§ Document passage
While smartphones are still the indisputable center of our digital lives, this year’s most innovative consumer electronics companies aim to improve life beyond the touchscreen.
A lot of that involves advancement in wearable computing. EssilorLuxottica, for instance, has come up with a winning formula for smart glasses in both the Meta Ray-Bans and its Nuance Audio hearing aids, which pack just enough technology to avoid looking uncool. Apple is approaching things from the opposite direction, using its Vision Pro to show what mixed reality can look like when no expense is spared.
Bose’s Ultra Open Earbuds, meanwhile, lead a burgeoning category of hearables that let in outside sound instead of tuning you out, with a comfy design that clips to the side of the ear. And when Bose gave up on making earbuds for sleep, a new startup called Ozlo picked up the slack, licensing Bose’s design for tiny sleep buds and building out new features such as Bluetooth audio and sleep detection. Elsewhere on the wellness front, smart ring pioneer Oura is extending its lead in the category with more comfortable band design, better battery life, and significantly more accurate sensors.
Not every innovation was wearable, though. On the home tech front, Open Home Foundation is building a more empowering smart home platform focused on offline control and privacy, with an Alexa alternative that works without internet. Sony is pushing brighter TVs that come closer to what creators envisioned, and GE Appliances has figured out how to bring a real barbecue smoker indoors. Meanwhile, ESR’s cooling phone chargers work more efficiently and preserve long-term battery health, and Swarovski Optik’s AX Visio binoculars promise to augment your next birding trip with offline wildlife identification. As with the innovations in wearables, it’s another way you’ll be able to leave the phone in your pocket for a while longer.

§ Supplied data
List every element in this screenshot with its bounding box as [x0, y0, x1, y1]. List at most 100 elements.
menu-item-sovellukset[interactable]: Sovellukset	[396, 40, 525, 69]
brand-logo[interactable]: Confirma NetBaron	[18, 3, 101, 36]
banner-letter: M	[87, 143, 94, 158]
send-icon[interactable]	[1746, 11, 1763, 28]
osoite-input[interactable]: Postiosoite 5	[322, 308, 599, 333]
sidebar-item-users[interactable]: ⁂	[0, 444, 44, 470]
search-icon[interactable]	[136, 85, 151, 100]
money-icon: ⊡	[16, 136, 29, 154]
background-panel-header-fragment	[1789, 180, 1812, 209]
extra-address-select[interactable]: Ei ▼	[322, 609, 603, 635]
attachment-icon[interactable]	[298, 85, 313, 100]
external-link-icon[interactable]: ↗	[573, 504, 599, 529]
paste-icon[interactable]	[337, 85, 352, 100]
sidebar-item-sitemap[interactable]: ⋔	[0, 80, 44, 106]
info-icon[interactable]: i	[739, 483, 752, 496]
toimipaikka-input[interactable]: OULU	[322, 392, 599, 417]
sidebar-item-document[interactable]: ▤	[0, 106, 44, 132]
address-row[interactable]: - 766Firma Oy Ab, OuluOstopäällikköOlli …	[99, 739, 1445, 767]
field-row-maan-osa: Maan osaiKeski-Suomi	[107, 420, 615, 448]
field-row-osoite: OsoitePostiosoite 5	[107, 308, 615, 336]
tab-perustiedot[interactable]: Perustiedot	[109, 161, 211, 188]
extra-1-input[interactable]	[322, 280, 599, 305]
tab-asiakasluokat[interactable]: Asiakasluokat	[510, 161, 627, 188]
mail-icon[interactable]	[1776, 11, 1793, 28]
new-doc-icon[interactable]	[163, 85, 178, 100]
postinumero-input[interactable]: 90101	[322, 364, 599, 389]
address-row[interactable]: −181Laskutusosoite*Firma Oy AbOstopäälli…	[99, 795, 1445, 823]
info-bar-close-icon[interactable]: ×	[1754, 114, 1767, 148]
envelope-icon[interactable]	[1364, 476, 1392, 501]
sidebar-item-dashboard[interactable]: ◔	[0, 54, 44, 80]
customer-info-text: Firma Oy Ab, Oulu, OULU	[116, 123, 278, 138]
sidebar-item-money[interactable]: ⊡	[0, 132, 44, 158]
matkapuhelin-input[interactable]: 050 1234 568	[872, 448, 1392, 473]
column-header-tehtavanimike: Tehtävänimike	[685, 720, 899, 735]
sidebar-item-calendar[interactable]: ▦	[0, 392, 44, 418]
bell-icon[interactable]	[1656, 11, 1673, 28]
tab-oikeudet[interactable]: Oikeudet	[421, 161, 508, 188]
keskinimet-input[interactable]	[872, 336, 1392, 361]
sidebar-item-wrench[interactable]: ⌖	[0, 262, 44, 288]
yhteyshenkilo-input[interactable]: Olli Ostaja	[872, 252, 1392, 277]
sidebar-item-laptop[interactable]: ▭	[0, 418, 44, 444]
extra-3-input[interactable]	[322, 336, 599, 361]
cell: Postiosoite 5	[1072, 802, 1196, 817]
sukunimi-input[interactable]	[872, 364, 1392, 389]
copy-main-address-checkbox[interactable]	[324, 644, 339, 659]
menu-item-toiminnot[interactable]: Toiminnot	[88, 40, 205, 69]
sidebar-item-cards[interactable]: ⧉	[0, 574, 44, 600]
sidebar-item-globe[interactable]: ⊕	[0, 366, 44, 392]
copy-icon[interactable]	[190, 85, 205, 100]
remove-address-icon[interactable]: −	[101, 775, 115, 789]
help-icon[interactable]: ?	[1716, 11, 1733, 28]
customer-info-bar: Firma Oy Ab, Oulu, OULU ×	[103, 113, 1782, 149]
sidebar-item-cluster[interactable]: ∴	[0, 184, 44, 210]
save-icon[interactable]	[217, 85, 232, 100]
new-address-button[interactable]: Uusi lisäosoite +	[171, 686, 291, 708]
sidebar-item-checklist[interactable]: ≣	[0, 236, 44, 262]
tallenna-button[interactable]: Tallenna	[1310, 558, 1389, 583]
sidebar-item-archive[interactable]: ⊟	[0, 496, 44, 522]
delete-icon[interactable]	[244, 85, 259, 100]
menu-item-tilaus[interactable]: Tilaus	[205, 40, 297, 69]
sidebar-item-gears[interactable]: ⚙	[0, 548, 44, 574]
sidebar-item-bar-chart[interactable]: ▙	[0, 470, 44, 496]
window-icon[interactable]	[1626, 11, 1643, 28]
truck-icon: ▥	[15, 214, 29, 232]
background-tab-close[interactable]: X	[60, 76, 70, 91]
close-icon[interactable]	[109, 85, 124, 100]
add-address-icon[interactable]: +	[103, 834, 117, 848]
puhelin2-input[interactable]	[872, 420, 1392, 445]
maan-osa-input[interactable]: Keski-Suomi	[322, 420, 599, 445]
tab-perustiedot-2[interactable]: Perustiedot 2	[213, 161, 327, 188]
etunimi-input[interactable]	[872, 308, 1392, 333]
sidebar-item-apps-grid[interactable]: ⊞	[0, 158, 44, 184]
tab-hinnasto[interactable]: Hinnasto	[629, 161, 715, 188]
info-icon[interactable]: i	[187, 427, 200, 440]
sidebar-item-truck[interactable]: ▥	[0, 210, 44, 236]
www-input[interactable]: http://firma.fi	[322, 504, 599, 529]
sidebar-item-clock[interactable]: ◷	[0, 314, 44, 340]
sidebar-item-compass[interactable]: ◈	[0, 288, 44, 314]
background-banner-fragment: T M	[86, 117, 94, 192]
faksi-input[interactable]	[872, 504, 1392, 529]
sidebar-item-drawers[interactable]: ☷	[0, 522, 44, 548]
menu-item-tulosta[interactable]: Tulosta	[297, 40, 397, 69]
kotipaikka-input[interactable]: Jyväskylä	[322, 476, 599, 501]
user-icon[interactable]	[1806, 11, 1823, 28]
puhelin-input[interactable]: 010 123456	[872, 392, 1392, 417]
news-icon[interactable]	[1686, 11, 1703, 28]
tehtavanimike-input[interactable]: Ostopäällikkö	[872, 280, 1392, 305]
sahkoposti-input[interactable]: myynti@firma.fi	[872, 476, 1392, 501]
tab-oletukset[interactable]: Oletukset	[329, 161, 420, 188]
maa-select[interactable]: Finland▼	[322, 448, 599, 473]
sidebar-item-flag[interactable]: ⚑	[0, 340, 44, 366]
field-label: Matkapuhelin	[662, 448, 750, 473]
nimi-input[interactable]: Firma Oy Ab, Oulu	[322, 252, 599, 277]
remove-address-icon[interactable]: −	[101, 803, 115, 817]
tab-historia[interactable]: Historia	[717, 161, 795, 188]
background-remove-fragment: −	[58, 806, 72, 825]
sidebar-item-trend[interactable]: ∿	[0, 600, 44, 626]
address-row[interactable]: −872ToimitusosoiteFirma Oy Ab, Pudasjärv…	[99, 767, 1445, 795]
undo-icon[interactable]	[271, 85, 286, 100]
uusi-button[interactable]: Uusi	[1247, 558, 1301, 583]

§ Directions for this task
Please pick up the consumer electronics article after its final sentence and carry it forward. This listing comes from a different source than the consumer electronics article.

§ Reply
1. EssilorLuxottica
For making smart glasses cool
Big tech companies have fixated on augmented reality as the next frontier for wearable tech, but you’d probably never want to wear their bulky headsets in public. Thinking from the opposite direction, the eyewear giant EssilorLuxottica wanted to combine its stylish sunglasses with a minimal amount of technology.
It found a partner in Meta, which had floated a similar idea back in 2017, and the two companies started collaborating on what would eventually become the Ray-Ban Meta line. Meta brought the technology, which includes a camera, speakers, and integrated AI assistant, while EssilorLuxottica focused on a design that would work within the confines of stylish frames.
The latest version arrived in the fall of 2023, and the line expanded this year with new styles and custom frame-and-lens combos along with additional AI features from Meta. (The AI features continue to roll out: Meta just added AI video capability and real-time language translation functionality.)
EssilorLuxottica says the new models sold more in their first nine months than the originals did in two years, and they’re the top-selling product in 60% of Ray-Ban stores in Europe, the Middle East, and Africa. The company recently announced that it’s sold 2 million units of the glasses since October 2023 and is gearing up to produce 10 million every year by the end of 2026. Meta and EssilorLuxottica have also extended their partnership into the next decade.
That’s not to say that EssilorLuxottica is tying its tech fate exclusively to Meta. In 2022, it established a smart eyewear lab with Politecnico di Milano, the same year that it acquired Nuance Hearing. The company previewed the first product from the latter effort, a set of glasses with integrated hearing aids, in 2024. They received FDA clearance in February, and they’re planned to ship by the end of Q1.
The glasses amplify sounds in front of the wearer using beamforming technology to make conversations easier and eliminate distractions from ambient noises. And they come, naturally, in two stylish frames.
Read more about EssilorLuxottica, honored as No. 8 on Fast Company’s list of the World’s 50 Most Innovative Companies of 2025.
2. Bose
For engineering a pair of earbuds that don’t tune you out
Not every earbud wearer wants to be disconnected from the outside world, so Bose came up with a clever new design to let the sound in. The Bose Ultra Open Earbuds clip to the side of your ear and project sound into the ear canal. This keeps the inner ear free of any uncomfortable intrusions and lets wearers hear what’s happening around them without having to rely on external microphones and special transparency modes.
Open earbuds are an area of increasing interest for audio brands, though none has put quite the same emphasis on all-day comfort. New models from Monster, Nothing, and Earfun are larger and rest over the ears, while Sony’s latest LinkBuds Open earbuds rest inside the ear, with a hole to let outside sound through. Some open-ear headphones, such as Shokz’s bone conduction models, even wrap around the back of the head.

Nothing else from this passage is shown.